#### What needs to be done:
Can you retype all of the rows below, character for character?

━━ Entries provided ━━

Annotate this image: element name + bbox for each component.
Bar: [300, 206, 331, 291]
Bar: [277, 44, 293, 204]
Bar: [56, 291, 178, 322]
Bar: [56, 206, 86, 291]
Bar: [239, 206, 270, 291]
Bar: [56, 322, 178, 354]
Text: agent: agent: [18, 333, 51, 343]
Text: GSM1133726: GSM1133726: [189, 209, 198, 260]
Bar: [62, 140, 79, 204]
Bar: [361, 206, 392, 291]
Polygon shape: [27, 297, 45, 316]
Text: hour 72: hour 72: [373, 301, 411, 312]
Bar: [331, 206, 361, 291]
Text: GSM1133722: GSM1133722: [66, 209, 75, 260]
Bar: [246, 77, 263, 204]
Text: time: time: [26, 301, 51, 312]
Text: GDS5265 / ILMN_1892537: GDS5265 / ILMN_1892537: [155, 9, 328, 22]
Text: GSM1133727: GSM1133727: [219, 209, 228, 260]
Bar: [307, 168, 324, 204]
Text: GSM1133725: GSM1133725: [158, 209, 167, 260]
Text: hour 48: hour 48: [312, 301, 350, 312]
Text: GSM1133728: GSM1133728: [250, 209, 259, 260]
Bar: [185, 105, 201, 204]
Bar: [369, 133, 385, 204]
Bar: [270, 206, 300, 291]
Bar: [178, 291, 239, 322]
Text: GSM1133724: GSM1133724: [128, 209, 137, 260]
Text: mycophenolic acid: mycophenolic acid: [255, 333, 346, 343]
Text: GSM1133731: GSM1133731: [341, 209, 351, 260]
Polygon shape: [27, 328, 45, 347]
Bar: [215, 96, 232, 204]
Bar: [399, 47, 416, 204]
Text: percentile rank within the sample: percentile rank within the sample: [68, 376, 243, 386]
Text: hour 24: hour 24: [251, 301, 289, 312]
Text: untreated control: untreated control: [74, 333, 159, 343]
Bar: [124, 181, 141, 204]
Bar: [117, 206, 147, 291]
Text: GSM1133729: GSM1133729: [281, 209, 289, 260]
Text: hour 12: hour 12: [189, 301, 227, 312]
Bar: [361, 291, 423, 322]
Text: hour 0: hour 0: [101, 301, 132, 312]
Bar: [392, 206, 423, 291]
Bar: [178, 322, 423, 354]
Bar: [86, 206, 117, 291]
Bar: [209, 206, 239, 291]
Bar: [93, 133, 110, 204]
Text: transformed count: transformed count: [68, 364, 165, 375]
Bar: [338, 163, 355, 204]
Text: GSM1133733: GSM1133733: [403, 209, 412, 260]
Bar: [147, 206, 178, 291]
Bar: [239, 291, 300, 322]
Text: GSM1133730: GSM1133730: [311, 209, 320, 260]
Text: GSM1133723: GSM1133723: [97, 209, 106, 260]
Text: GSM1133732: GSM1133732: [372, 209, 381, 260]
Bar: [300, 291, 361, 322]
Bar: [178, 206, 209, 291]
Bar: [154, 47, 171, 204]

━━━

#### Answer to the problem:
Annotate this image: element name + bbox for each component.
Bar: [300, 206, 331, 291]
Bar: [277, 44, 293, 204]
Bar: [56, 291, 178, 322]
Bar: [56, 206, 86, 291]
Bar: [239, 206, 270, 291]
Bar: [56, 322, 178, 354]
Text: agent: agent: [18, 333, 51, 343]
Text: GSM1133726: GSM1133726: [189, 209, 198, 260]
Bar: [62, 140, 79, 204]
Bar: [361, 206, 392, 291]
Polygon shape: [27, 297, 45, 316]
Text: hour 72: hour 72: [373, 301, 411, 312]
Bar: [331, 206, 361, 291]
Text: GSM1133722: GSM1133722: [66, 209, 75, 260]
Bar: [246, 77, 263, 204]
Text: time: time: [26, 301, 51, 312]
Text: GDS5265 / ILMN_1892537: GDS5265 / ILMN_1892537: [155, 9, 328, 22]
Text: GSM1133727: GSM1133727: [219, 209, 228, 260]
Bar: [307, 168, 324, 204]
Text: GSM1133725: GSM1133725: [158, 209, 167, 260]
Text: hour 48: hour 48: [312, 301, 350, 312]
Text: GSM1133728: GSM1133728: [250, 209, 259, 260]
Bar: [185, 105, 201, 204]
Bar: [369, 133, 385, 204]
Bar: [270, 206, 300, 291]
Bar: [178, 291, 239, 322]
Text: GSM1133724: GSM1133724: [128, 209, 137, 260]
Text: mycophenolic acid: mycophenolic acid: [255, 333, 346, 343]
Text: GSM1133731: GSM1133731: [341, 209, 351, 260]
Polygon shape: [27, 328, 45, 347]
Bar: [215, 96, 232, 204]
Bar: [399, 47, 416, 204]
Text: percentile rank within the sample: percentile rank within the sample: [68, 376, 243, 386]
Text: hour 24: hour 24: [251, 301, 289, 312]
Text: untreated control: untreated control: [74, 333, 159, 343]
Bar: [124, 181, 141, 204]
Bar: [117, 206, 147, 291]
Text: GSM1133729: GSM1133729: [281, 209, 289, 260]
Text: hour 12: hour 12: [189, 301, 227, 312]
Bar: [361, 291, 423, 322]
Text: hour 0: hour 0: [101, 301, 132, 312]
Bar: [392, 206, 423, 291]
Bar: [178, 322, 423, 354]
Bar: [86, 206, 117, 291]
Bar: [209, 206, 239, 291]
Bar: [93, 133, 110, 204]
Text: transformed count: transformed count: [68, 364, 165, 375]
Bar: [338, 163, 355, 204]
Text: GSM1133733: GSM1133733: [403, 209, 412, 260]
Bar: [147, 206, 178, 291]
Bar: [239, 291, 300, 322]
Text: GSM1133730: GSM1133730: [311, 209, 320, 260]
Text: GSM1133723: GSM1133723: [97, 209, 106, 260]
Text: GSM1133732: GSM1133732: [372, 209, 381, 260]
Bar: [300, 291, 361, 322]
Bar: [178, 206, 209, 291]
Bar: [154, 47, 171, 204]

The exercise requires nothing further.